**WHAT IS ASKED:** Using the material below, copy every line where "Ajouter" appears.

**DATA EXTRACT:**
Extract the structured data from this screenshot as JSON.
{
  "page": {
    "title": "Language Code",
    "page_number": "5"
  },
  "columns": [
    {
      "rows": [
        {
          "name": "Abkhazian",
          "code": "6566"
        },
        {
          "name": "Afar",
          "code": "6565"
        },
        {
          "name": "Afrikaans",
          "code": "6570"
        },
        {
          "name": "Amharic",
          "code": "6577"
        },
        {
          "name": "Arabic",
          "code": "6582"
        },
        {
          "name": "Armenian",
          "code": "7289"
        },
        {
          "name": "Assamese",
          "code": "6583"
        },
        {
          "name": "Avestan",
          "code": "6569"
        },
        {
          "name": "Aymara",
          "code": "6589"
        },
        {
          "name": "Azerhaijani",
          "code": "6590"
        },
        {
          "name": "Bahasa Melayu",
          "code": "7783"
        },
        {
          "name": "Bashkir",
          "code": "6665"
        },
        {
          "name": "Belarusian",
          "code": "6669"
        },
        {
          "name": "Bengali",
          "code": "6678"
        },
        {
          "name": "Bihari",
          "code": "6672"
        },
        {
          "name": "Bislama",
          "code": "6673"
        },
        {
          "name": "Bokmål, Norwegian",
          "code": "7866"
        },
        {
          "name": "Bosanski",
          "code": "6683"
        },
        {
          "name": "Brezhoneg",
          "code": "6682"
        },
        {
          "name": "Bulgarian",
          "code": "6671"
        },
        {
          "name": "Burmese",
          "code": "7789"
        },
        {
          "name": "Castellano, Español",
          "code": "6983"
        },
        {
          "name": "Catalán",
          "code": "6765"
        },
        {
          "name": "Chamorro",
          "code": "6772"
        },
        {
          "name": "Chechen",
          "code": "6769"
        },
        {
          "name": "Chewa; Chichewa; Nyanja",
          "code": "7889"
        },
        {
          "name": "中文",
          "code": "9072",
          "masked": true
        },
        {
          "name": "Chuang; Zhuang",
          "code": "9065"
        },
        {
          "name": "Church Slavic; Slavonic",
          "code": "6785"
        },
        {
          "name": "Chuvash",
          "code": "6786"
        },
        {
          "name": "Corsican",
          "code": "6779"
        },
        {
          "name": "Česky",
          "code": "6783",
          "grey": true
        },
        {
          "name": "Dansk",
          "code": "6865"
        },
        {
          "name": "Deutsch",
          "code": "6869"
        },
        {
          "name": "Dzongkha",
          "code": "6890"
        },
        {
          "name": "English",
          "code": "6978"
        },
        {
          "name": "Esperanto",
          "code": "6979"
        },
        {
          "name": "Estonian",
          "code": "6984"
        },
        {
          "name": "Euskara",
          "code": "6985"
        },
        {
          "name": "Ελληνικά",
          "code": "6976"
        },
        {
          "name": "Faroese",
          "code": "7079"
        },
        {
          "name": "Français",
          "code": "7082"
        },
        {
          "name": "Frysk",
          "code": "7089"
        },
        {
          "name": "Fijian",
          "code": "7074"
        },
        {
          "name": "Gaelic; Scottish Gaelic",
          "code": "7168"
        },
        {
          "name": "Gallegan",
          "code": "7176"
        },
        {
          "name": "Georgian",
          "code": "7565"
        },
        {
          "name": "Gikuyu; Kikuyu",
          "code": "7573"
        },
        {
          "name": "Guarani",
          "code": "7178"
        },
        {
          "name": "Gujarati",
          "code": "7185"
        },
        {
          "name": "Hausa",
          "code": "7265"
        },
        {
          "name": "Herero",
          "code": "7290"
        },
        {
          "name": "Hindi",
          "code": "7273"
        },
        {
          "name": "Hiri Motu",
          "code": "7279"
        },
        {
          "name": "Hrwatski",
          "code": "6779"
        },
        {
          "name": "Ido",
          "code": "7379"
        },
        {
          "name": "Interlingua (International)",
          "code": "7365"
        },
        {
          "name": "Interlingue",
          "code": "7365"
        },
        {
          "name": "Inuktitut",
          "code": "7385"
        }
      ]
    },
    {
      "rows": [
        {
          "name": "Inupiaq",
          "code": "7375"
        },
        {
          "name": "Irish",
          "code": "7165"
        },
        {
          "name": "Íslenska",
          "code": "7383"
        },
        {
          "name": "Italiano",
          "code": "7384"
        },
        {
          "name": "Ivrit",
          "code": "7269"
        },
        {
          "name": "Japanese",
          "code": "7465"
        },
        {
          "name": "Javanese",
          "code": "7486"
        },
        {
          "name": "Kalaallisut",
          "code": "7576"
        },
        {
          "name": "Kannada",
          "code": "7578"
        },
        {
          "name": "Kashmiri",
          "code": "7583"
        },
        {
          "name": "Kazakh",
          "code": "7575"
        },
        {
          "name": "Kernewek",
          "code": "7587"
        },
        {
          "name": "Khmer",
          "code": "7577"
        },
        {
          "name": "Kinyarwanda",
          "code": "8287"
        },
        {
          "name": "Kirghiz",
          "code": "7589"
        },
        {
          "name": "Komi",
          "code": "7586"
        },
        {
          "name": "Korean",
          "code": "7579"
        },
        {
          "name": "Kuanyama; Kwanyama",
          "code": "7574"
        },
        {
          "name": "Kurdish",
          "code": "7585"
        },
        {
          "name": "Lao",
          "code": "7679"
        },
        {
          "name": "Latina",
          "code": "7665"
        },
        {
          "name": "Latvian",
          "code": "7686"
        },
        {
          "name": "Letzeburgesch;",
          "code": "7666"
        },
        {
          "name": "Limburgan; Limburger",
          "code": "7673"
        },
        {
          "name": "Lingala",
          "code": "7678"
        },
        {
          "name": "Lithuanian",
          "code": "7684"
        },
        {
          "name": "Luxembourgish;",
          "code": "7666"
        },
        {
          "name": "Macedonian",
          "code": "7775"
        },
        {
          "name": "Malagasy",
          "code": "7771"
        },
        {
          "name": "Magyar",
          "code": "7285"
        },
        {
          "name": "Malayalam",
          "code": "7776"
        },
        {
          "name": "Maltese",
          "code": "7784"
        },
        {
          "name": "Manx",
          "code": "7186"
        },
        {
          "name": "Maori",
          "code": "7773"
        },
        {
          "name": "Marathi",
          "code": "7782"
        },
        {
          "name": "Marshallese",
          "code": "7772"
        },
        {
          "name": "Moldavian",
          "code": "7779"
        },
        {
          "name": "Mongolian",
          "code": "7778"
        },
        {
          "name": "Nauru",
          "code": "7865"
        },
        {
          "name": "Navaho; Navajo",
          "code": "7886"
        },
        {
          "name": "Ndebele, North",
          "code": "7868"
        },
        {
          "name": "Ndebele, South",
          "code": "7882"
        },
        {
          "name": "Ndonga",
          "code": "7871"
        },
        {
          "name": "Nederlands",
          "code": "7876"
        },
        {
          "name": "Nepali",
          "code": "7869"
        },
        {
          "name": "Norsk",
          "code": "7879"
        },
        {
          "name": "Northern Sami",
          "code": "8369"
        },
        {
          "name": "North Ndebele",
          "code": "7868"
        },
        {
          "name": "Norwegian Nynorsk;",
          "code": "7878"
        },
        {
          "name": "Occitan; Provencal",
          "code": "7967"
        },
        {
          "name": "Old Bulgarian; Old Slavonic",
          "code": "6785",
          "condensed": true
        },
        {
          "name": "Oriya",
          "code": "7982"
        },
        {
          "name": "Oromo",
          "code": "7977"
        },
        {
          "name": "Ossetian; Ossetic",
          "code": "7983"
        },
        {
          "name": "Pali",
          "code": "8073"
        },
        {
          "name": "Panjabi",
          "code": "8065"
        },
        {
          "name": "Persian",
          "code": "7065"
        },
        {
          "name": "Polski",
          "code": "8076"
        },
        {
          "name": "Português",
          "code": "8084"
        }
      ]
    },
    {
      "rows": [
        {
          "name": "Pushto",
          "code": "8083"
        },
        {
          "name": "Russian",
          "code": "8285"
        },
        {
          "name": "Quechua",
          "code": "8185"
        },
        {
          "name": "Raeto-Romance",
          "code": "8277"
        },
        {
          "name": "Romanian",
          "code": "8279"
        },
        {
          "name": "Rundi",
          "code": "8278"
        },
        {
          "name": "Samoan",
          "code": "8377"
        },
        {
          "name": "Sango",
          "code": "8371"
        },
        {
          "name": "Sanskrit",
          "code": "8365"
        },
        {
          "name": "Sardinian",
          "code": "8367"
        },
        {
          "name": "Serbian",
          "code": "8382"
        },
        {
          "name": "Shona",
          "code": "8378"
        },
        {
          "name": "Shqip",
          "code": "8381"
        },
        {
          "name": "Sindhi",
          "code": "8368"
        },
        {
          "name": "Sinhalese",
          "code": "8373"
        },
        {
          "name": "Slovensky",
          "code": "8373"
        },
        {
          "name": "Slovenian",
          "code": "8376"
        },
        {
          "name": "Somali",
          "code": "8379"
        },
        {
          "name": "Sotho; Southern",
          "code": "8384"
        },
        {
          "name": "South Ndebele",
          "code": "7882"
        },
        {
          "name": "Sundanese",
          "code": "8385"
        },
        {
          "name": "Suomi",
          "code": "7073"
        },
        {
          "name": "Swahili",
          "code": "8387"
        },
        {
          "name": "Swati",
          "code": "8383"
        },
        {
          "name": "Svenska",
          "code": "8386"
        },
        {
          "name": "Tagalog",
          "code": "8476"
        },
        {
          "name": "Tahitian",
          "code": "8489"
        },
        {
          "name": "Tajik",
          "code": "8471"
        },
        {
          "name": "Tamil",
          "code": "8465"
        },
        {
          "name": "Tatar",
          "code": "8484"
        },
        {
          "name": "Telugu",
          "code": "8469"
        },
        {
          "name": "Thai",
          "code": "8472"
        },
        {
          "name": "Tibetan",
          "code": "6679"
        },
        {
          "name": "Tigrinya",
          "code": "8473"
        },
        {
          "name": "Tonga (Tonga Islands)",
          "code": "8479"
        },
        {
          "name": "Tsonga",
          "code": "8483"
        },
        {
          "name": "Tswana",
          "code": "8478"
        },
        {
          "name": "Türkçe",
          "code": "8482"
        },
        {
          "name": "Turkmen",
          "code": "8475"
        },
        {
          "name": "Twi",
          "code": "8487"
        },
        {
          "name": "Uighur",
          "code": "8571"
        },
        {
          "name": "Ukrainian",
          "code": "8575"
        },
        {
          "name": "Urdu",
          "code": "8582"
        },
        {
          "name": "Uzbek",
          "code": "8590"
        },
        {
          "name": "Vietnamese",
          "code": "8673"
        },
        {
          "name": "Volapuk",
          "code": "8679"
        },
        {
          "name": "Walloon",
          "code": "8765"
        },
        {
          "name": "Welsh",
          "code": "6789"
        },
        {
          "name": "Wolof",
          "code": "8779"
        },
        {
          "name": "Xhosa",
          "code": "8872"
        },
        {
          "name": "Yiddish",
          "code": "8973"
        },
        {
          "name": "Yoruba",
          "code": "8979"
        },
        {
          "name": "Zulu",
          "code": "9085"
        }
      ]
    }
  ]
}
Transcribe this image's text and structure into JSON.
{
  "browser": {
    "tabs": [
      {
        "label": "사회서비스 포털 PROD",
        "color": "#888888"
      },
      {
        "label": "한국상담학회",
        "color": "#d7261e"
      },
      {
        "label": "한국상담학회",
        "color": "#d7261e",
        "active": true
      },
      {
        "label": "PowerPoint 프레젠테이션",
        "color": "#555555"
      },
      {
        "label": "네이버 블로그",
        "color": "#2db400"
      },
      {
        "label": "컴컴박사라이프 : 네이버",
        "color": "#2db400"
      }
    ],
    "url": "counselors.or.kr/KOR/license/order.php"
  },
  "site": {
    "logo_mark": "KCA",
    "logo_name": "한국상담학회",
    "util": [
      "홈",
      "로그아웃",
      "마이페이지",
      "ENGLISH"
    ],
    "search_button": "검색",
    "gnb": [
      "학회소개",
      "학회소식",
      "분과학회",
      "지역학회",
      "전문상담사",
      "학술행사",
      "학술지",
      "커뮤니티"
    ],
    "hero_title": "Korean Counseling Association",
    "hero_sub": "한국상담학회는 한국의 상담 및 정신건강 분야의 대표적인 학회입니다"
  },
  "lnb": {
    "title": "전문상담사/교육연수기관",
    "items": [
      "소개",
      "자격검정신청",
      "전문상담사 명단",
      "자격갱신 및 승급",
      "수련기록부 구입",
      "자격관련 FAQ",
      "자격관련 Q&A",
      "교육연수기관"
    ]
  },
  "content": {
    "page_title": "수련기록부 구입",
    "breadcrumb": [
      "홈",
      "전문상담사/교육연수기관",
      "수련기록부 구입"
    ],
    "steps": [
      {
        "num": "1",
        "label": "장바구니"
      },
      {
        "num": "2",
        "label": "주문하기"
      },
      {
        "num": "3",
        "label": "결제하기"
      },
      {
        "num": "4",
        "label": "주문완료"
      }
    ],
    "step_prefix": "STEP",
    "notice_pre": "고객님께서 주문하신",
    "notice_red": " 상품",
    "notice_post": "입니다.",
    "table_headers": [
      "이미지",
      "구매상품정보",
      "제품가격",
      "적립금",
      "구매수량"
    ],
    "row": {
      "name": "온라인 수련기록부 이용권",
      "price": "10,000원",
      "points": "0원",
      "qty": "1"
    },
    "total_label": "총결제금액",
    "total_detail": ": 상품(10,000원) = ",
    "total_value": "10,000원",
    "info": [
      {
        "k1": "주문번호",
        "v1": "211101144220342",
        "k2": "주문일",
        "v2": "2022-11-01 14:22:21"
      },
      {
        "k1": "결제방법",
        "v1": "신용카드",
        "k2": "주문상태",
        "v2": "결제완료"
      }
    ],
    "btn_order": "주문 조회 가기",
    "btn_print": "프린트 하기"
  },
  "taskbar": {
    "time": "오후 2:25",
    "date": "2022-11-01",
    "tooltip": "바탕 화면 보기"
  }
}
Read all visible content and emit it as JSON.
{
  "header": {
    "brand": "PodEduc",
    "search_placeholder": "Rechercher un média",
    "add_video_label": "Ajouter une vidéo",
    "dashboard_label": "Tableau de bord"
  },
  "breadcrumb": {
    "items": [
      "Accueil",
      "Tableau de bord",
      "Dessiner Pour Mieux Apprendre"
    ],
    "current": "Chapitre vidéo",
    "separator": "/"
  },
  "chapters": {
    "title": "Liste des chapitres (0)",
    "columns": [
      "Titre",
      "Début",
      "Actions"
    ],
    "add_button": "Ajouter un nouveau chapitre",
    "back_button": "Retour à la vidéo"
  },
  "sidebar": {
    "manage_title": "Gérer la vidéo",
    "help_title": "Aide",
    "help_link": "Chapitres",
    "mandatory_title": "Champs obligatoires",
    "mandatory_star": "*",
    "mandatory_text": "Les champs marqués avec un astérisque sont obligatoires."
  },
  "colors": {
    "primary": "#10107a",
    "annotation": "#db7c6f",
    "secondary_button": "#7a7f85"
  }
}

**PROBLEM SOLUTION:**
    "add_video_label": "Ajouter une vidéo",
    "add_button": "Ajouter un nouveau chapitre",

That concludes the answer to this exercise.